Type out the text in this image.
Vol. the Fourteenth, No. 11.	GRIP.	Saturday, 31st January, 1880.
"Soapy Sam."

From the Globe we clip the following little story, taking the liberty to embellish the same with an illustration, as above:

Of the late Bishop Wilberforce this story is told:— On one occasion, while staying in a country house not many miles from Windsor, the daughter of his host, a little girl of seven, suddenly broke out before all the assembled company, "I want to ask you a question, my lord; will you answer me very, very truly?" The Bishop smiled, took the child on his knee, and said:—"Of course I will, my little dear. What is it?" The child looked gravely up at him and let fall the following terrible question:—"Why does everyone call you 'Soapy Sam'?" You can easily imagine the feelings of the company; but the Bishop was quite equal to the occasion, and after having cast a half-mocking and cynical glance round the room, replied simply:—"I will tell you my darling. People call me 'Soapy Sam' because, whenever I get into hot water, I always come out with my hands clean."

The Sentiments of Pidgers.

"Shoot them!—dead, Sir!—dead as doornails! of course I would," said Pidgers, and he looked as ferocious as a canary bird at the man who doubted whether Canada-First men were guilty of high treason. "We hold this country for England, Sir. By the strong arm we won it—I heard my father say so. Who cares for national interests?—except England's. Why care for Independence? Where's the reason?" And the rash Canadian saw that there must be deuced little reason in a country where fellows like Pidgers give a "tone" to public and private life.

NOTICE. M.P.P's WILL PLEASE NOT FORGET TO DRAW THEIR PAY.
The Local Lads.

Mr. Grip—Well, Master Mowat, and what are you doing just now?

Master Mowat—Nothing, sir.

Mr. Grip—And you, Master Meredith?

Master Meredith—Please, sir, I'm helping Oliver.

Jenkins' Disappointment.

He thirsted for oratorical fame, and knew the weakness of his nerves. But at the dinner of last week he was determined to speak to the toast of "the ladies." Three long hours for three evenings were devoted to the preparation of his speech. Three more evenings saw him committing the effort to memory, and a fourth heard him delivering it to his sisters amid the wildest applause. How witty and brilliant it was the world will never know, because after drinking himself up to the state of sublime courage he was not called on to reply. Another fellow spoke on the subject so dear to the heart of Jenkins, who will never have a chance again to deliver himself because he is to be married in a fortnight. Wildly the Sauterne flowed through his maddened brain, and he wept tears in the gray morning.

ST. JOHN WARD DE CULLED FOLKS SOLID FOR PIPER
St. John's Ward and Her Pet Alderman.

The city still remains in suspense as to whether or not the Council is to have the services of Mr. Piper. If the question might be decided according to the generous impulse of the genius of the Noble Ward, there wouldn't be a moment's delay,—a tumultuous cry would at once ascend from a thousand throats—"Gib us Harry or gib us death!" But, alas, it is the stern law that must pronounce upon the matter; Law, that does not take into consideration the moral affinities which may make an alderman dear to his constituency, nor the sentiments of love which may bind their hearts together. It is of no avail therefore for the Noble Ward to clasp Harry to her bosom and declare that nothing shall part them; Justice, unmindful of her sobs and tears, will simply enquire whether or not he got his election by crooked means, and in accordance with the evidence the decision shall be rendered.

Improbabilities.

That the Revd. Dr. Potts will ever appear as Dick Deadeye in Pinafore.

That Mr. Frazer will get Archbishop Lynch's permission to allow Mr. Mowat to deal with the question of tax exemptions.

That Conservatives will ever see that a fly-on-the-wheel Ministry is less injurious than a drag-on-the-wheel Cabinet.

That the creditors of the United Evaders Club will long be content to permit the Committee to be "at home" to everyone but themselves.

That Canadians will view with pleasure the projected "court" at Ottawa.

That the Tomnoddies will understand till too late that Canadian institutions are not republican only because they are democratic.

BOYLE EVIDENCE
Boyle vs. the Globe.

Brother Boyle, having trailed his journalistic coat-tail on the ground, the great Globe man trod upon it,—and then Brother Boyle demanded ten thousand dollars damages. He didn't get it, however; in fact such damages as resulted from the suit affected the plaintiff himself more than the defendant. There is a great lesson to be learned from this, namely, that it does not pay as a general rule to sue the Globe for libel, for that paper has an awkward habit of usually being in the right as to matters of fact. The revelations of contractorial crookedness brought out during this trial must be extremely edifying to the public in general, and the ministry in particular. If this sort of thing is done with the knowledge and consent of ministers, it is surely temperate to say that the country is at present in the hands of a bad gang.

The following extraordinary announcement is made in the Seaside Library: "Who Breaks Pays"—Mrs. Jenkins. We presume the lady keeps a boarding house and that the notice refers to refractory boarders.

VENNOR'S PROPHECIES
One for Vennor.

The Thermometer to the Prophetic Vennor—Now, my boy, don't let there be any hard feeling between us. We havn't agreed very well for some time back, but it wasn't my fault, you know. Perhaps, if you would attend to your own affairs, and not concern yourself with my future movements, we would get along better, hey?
════════════════════
Exercise objective |
Could you quote the material above in full, exactly as it stands?

The response |
Type out the text in this image.
Vol. the Fourteenth, No. 11.	GRIP.	Saturday, 31st January, 1880.
"Soapy Sam."

From the Globe we clip the following little story, taking the liberty to embellish the same with an illustration, as above:

Of the late Bishop Wilberforce this story is told:— On one occasion, while staying in a country house not many miles from Windsor, the daughter of his host, a little girl of seven, suddenly broke out before all the assembled company, "I want to ask you a question, my lord; will you answer me very, very truly?" The Bishop smiled, took the child on his knee, and said:—"Of course I will, my little dear. What is it?" The child looked gravely up at him and let fall the following terrible question:—"Why does everyone call you 'Soapy Sam'?" You can easily imagine the feelings of the company; but the Bishop was quite equal to the occasion, and after having cast a half-mocking and cynical glance round the room, replied simply:—"I will tell you my darling. People call me 'Soapy Sam' because, whenever I get into hot water, I always come out with my hands clean."

The Sentiments of Pidgers.

"Shoot them!—dead, Sir!—dead as doornails! of course I would," said Pidgers, and he looked as ferocious as a canary bird at the man who doubted whether Canada-First men were guilty of high treason. "We hold this country for England, Sir. By the strong arm we won it—I heard my father say so. Who cares for national interests?—except England's. Why care for Independence? Where's the reason?" And the rash Canadian saw that there must be deuced little reason in a country where fellows like Pidgers give a "tone" to public and private life.

NOTICE. M.P.P's WILL PLEASE NOT FORGET TO DRAW THEIR PAY.
The Local Lads.

Mr. Grip—Well, Master Mowat, and what are you doing just now?

Master Mowat—Nothing, sir.

Mr. Grip—And you, Master Meredith?

Master Meredith—Please, sir, I'm helping Oliver.

Jenkins' Disappointment.

He thirsted for oratorical fame, and knew the weakness of his nerves. But at the dinner of last week he was determined to speak to the toast of "the ladies." Three long hours for three evenings were devoted to the preparation of his speech. Three more evenings saw him committing the effort to memory, and a fourth heard him delivering it to his sisters amid the wildest applause. How witty and brilliant it was the world will never know, because after drinking himself up to the state of sublime courage he was not called on to reply. Another fellow spoke on the subject so dear to the heart of Jenkins, who will never have a chance again to deliver himself because he is to be married in a fortnight. Wildly the Sauterne flowed through his maddened brain, and he wept tears in the gray morning.

ST. JOHN WARD DE CULLED FOLKS SOLID FOR PIPER
St. John's Ward and Her Pet Alderman.

The city still remains in suspense as to whether or not the Council is to have the services of Mr. Piper. If the question might be decided according to the generous impulse of the genius of the Noble Ward, there wouldn't be a moment's delay,—a tumultuous cry would at once ascend from a thousand throats—"Gib us Harry or gib us death!" But, alas, it is the stern law that must pronounce upon the matter; Law, that does not take into consideration the moral affinities which may make an alderman dear to his constituency, nor the sentiments of love which may bind their hearts together. It is of no avail therefore for the Noble Ward to clasp Harry to her bosom and declare that nothing shall part them; Justice, unmindful of her sobs and tears, will simply enquire whether or not he got his election by crooked means, and in accordance with the evidence the decision shall be rendered.

Improbabilities.

That the Revd. Dr. Potts will ever appear as Dick Deadeye in Pinafore.

That Mr. Frazer will get Archbishop Lynch's permission to allow Mr. Mowat to deal with the question of tax exemptions.

That Conservatives will ever see that a fly-on-the-wheel Ministry is less injurious than a drag-on-the-wheel Cabinet.

That the creditors of the United Evaders Club will long be content to permit the Committee to be "at home" to everyone but themselves.

That Canadians will view with pleasure the projected "court" at Ottawa.

That the Tomnoddies will understand till too late that Canadian institutions are not republican only because they are democratic.

BOYLE EVIDENCE
Boyle vs. the Globe.

Brother Boyle, having trailed his journalistic coat-tail on the ground, the great Globe man trod upon it,—and then Brother Boyle demanded ten thousand dollars damages. He didn't get it, however; in fact such damages as resulted from the suit affected the plaintiff himself more than the defendant. There is a great lesson to be learned from this, namely, that it does not pay as a general rule to sue the Globe for libel, for that paper has an awkward habit of usually being in the right as to matters of fact. The revelations of contractorial crookedness brought out during this trial must be extremely edifying to the public in general, and the ministry in particular. If this sort of thing is done with the knowledge and consent of ministers, it is surely temperate to say that the country is at present in the hands of a bad gang.

The following extraordinary announcement is made in the Seaside Library: "Who Breaks Pays"—Mrs. Jenkins. We presume the lady keeps a boarding house and that the notice refers to refractory boarders.

VENNOR'S PROPHECIES
One for Vennor.

The Thermometer to the Prophetic Vennor—Now, my boy, don't let there be any hard feeling between us. We havn't agreed very well for some time back, but it wasn't my fault, you know. Perhaps, if you would attend to your own affairs, and not concern yourself with my future movements, we would get along better, hey?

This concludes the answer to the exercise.